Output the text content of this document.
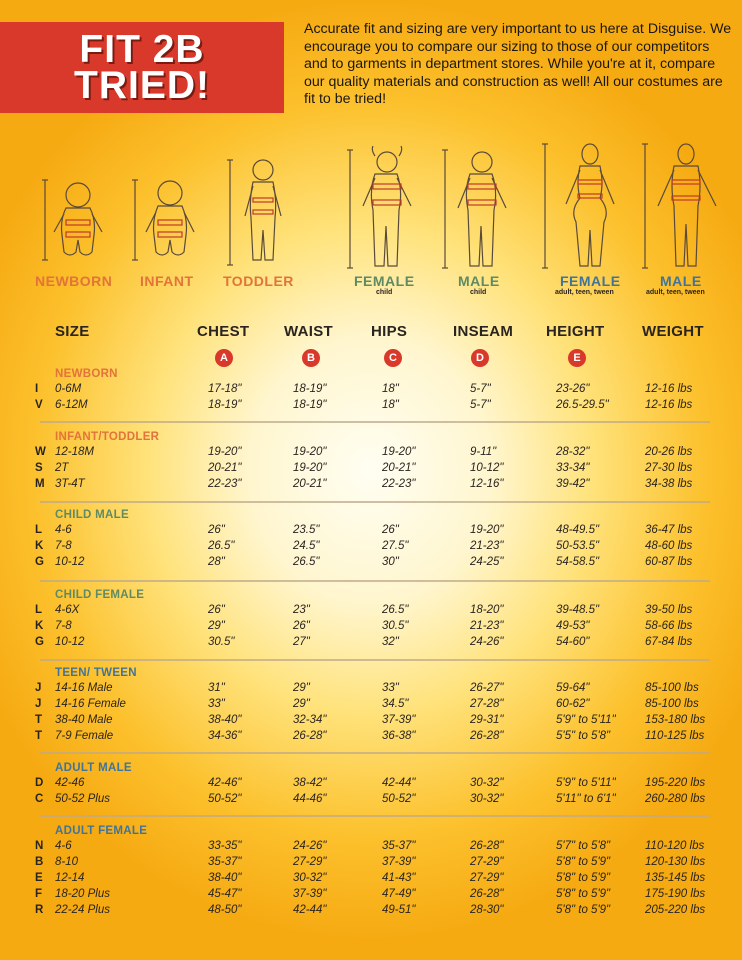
FIT 2B
TRIED!
Accurate fit and sizing are very important to us here at Disguise. We encourage you to compare our sizing to those of our competitors and to garments in department stores. While you're at it, compare our quality materials and construction as well! All our costumes are fit to be tried!
NEWBORN INFANT TODDLER	FEMALE
child
MALE
child
FEMALE
adult, teen, tween
MALE
adult, teen, tween
SIZE	CHEST WAIST	HIPS	INSEAM HEIGHT	WEIGHT
A	B	C	D	E
NEWBORN
I 0-6M	17-18"	18-19"	18"	5-7"	23-26"	12-16 lbs
V 6-12M	18-19"	18-19"	18"	5-7"	26.5-29.5"	12-16 lbs
INFANT/TODDLER
W 12-18M	19-20"	19-20"	19-20"	9-11"	28-32"	20-26 lbs
S 2T	20-21"	19-20"	20-21"	10-12"	33-34"	27-30 lbs
M 3T-4T	22-23"	20-21"	22-23"	12-16"	39-42"	34-38 lbs
CHILD MALE
L 4-6	26"	23.5"	26"	19-20"	48-49.5"	36-47 lbs
K 7-8	26.5"	24.5"	27.5"	21-23"	50-53.5"	48-60 lbs
G 10-12	28"	26.5"	30"	24-25"	54-58.5"	60-87 lbs
CHILD FEMALE
L 4-6X	26"	23"	26.5"	18-20"	39-48.5"	39-50 lbs
K 7-8	29"	26"	30.5"	21-23"	49-53"	58-66 lbs
G 10-12	30.5"	27"	32"	24-26"	54-60"	67-84 lbs
TEEN/ TWEEN
J 14-16 Male	31"	29"	33"	26-27"	59-64"	85-100 lbs
J 14-16 Female	33"	29"	34.5"	27-28"	60-62"	85-100 lbs
T 38-40 Male	38-40"	32-34"	37-39"	29-31"	5'9" to 5'11"	153-180 lbs
T 7-9 Female	34-36"	26-28"	36-38"	26-28"	5'5" to 5'8"	110-125 lbs
ADULT MALE
D 42-46	42-46"	38-42"	42-44"	30-32"	5'9" to 5'11"	195-220 lbs
C 50-52 Plus	50-52"	44-46"	50-52"	30-32"	5'11" to 6'1"	260-280 lbs
ADULT FEMALE
N 4-6	33-35"	24-26"	35-37"	26-28"	5'7" to 5'8"	110-120 lbs
B 8-10	35-37"	27-29"	37-39"	27-29"	5'8" to 5'9"	120-130 lbs
E 12-14	38-40"	30-32"	41-43"	27-29"	5'8" to 5'9"	135-145 lbs
F 18-20 Plus	45-47"	37-39"	47-49"	26-28"	5'8" to 5'9"	175-190 lbs
R 22-24 Plus	48-50"	42-44"	49-51"	28-30"	5'8" to 5'9"	205-220 lbs
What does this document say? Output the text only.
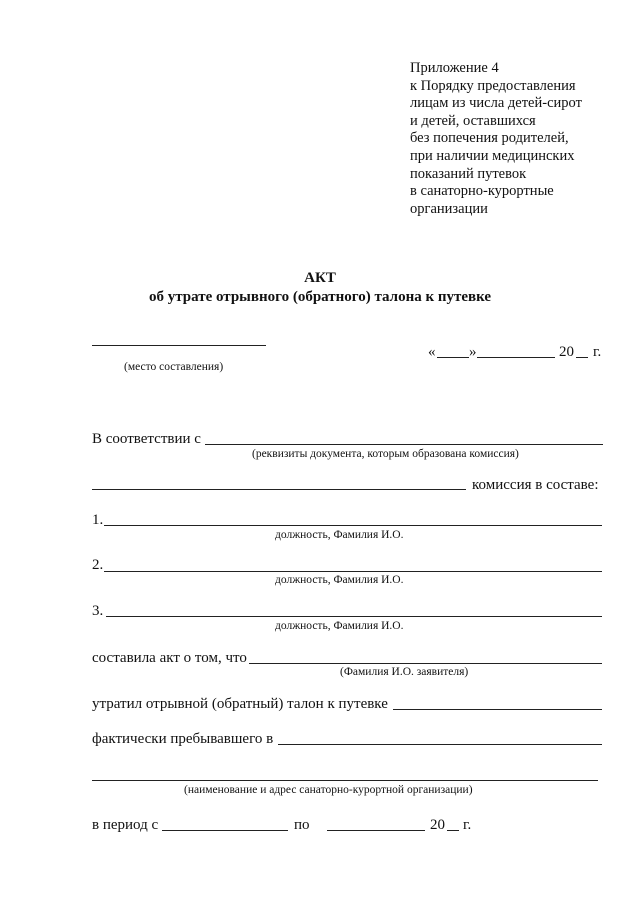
Приложение 4
к Порядку предоставления
лицам из числа детей-сирот
и детей, оставшихся
без попечения родителей,
при наличии медицинских
показаний путевок
в санаторно-курортные
организации
АКТ
об утрате отрывного (обратного) талона к путевке
(место составления)
« »	20 г.
В соответствии с
(реквизиты документа, которым образована комиссия)
комиссия в составе:
1.
должность, Фамилия И.О.
2.
должность, Фамилия И.О.
3.
должность, Фамилия И.О.
составила акт о том, что
(Фамилия И.О. заявителя)
утратил отрывной (обратный) талон к путевке
фактически пребывавшего в
(наименование и адрес санаторно-курортной организации)
в период с	по	20 г.
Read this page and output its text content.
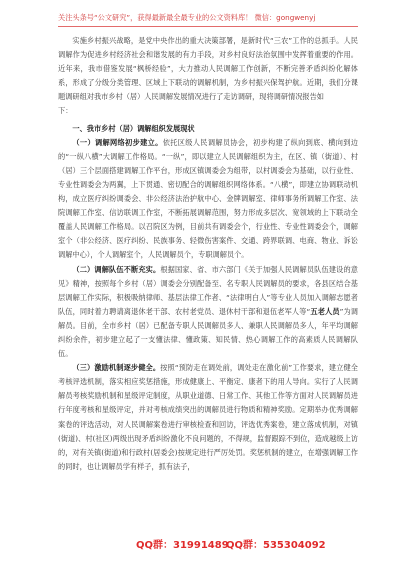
关注头条号“公文研究”，获得最新最全最专业的公文资料库！ 微信：gongwenyj

实施乡村振兴战略，是党中央作出的重大决策部署，是新时代“三农”工作的总抓手。人民调解作为促进乡村经济社会和谐发展的有力手段，对乡村良好法治氛围中发挥着重要的作用。近年来，我市借鉴发展“枫桥经验”，大力推动人民调解工作创新，不断完善矛盾纠纷化解体系，形成了分级分类管理、区域上下联动的调解机制，为乡村振兴保驾护航。近期，我们分课题调研组对我市乡村（居）人民调解发展情况进行了走访调研，现将调研情况报告如

下：

一、我市乡村（居）调解组织发展现状

（一）调解网络初步建立。依托区级人民调解员协会，初步构建了纵向到底、横向到边的“一纵八横”大调解工作格局。“一纵”，即以建立人民调解组织为主，在区、镇（街道）、村（居）三个层面搭建调解工作平台，形成区镇调委会为组带，以村调委会为基础，以行业性、专业性调委会为两翼，上下贯通、密切配合的调解组织网络体系。“八横”，即建立协调联动机构，成立医疗纠纷调委会、非公经济法治护航中心、金牌调解室、律师事务所调解工作室、法院调解工作室、信访联调工作室，不断拓展调解范围，努力形成多层次、宽领域的上下联动全覆盖人民调解工作格局。以召院区为例，目前共有调委会个，行业性、专业性调委会个，调解室个（非公经济、医疗纠纷、民族事务、轻微伤害案件、交通、跨界联调、电商、物业、诉讼调解中心），个人调解室个，人民调解员个，专职调解员个。

（二）调解队伍不断充实。根据国家、省、市六部门《关于加强人民调解员队伍建设的意见》精神，按照每个乡村（居）调委会分别配备至、名专职人民调解员的要求，各县区结合基层调解工作实际，积极吸纳律师、基层法律工作者、“法律明白人”等专业人员加入调解志愿者队伍，同时着力聘请离退休老干部、农村老党员、退休村干部和退伍老军人等“五老人员”为调解员。目前，全市乡村（居）已配备专职人民调解员多人、兼职人民调解员多人，年平均调解纠纷余件，初步建立起了一支懂法律、懂政策、知民情、热心调解工作的高素质人民调解队伍。

（三）激励机制逐步健全。按照“预防走在调处前，调处走在激化前”工作要求，建立健全考核评选机制，落实相应奖惩措施，形成健康上、平衡定、康者下的用人导向。实行了人民调解员考核奖励机制和星级评定制度，从职业道德、日常工作、其他工作等方面对人民调解员进行年度考核和星级评定，并对考核成绩突出的调解员进行物质和精神奖励。定期举办优秀调解案卷的评选活动，对人民调解案卷进行审核检查和回访，评选优秀案卷，建立落成机制，对镇(街道)、村(社区)两级出现矛盾纠纷激化不良问题的，不得规，监督跟踪不到位，造成越级上访的，对有关镇(街道)和行政村(居委会)按规定进行严厉处罚。奖惩机制的建立，在增强调解工作的同时，也让调解员学有样子，抓有法子，

QQ群：31991489
QQ群：535304092
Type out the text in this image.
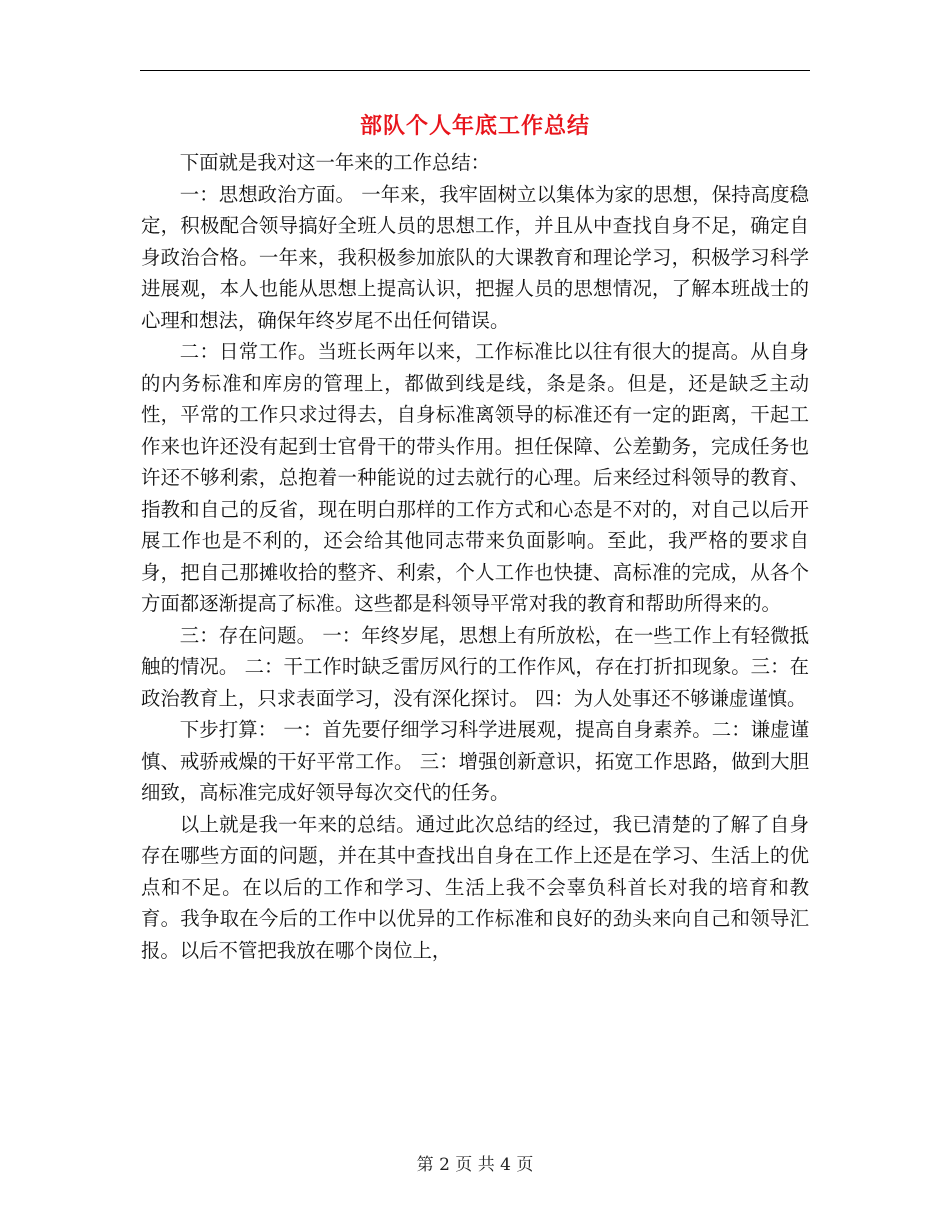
部队个人年底工作总结

下面就是我对这一年来的工作总结：

一：思想政治方面。 一年来，我牢固树立以集体为家的思想，保持高度稳定，积极配合领导搞好全班人员的思想工作，并且从中查找自身不足，确定自身政治合格。一年来，我积极参加旅队的大课教育和理论学习，积极学习科学进展观，本人也能从思想上提高认识，把握人员的思想情况，了解本班战士的心理和想法，确保年终岁尾不出任何错误。

二：日常工作。当班长两年以来，工作标准比以往有很大的提高。从自身的内务标准和库房的管理上，都做到线是线，条是条。但是，还是缺乏主动性，平常的工作只求过得去，自身标准离领导的标准还有一定的距离，干起工作来也许还没有起到士官骨干的带头作用。担任保障、公差勤务，完成任务也许还不够利索，总抱着一种能说的过去就行的心理。后来经过科领导的教育、指教和自己的反省，现在明白那样的工作方式和心态是不对的，对自己以后开展工作也是不利的，还会给其他同志带来负面影响。至此，我严格的要求自身，把自己那摊收拾的整齐、利索，个人工作也快捷、高标准的完成，从各个方面都逐渐提高了标准。这些都是科领导平常对我的教育和帮助所得来的。

三：存在问题。 一：年终岁尾，思想上有所放松，在一些工作上有轻微抵触的情况。 二：干工作时缺乏雷厉风行的工作作风，存在打折扣现象。三：在政治教育上，只求表面学习，没有深化探讨。 四：为人处事还不够谦虚谨慎。

下步打算： 一：首先要仔细学习科学进展观，提高自身素养。二：谦虚谨慎、戒骄戒燥的干好平常工作。 三：增强创新意识，拓宽工作思路，做到大胆细致，高标准完成好领导每次交代的任务。

以上就是我一年来的总结。通过此次总结的经过，我已清楚的了解了自身存在哪些方面的问题，并在其中查找出自身在工作上还是在学习、生活上的优点和不足。在以后的工作和学习、生活上我不会辜负科首长对我的培育和教育。我争取在今后的工作中以优异的工作标准和良好的劲头来向自己和领导汇报。以后不管把我放在哪个岗位上，

第 2 页 共 4 页
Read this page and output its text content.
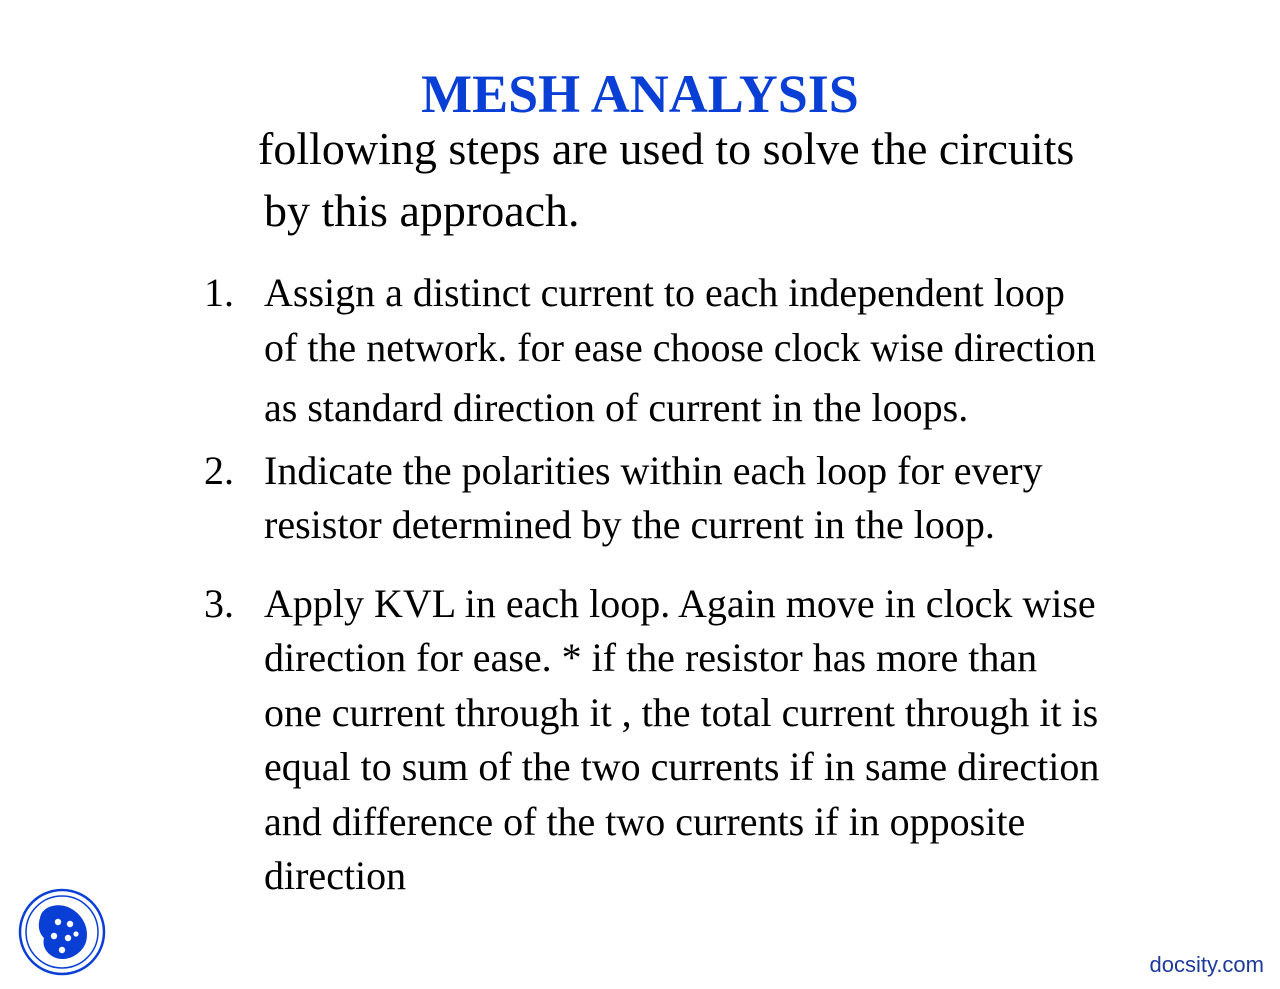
MESH ANALYSIS
following steps are used to solve the circuits
by this approach.
1. Assign a distinct current to each independent loop
of the network. for ease choose clock wise direction
as standard direction of current in the loops.
2. Indicate the polarities within each loop for every
resistor determined by the current in the loop.
3. Apply KVL in each loop. Again move in clock wise
direction for ease. * if the resistor has more than
one current through it , the total current through it is
equal to sum of the two currents if in same direction
and difference of the two currents if in opposite
direction
docsity.com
++++
▶ _TASK_
Find every line that has "санаторно" in it, then return those lines.

▶ _REPLY_
в санаторно-курортные
(наименование и адрес санаторно-курортной организации)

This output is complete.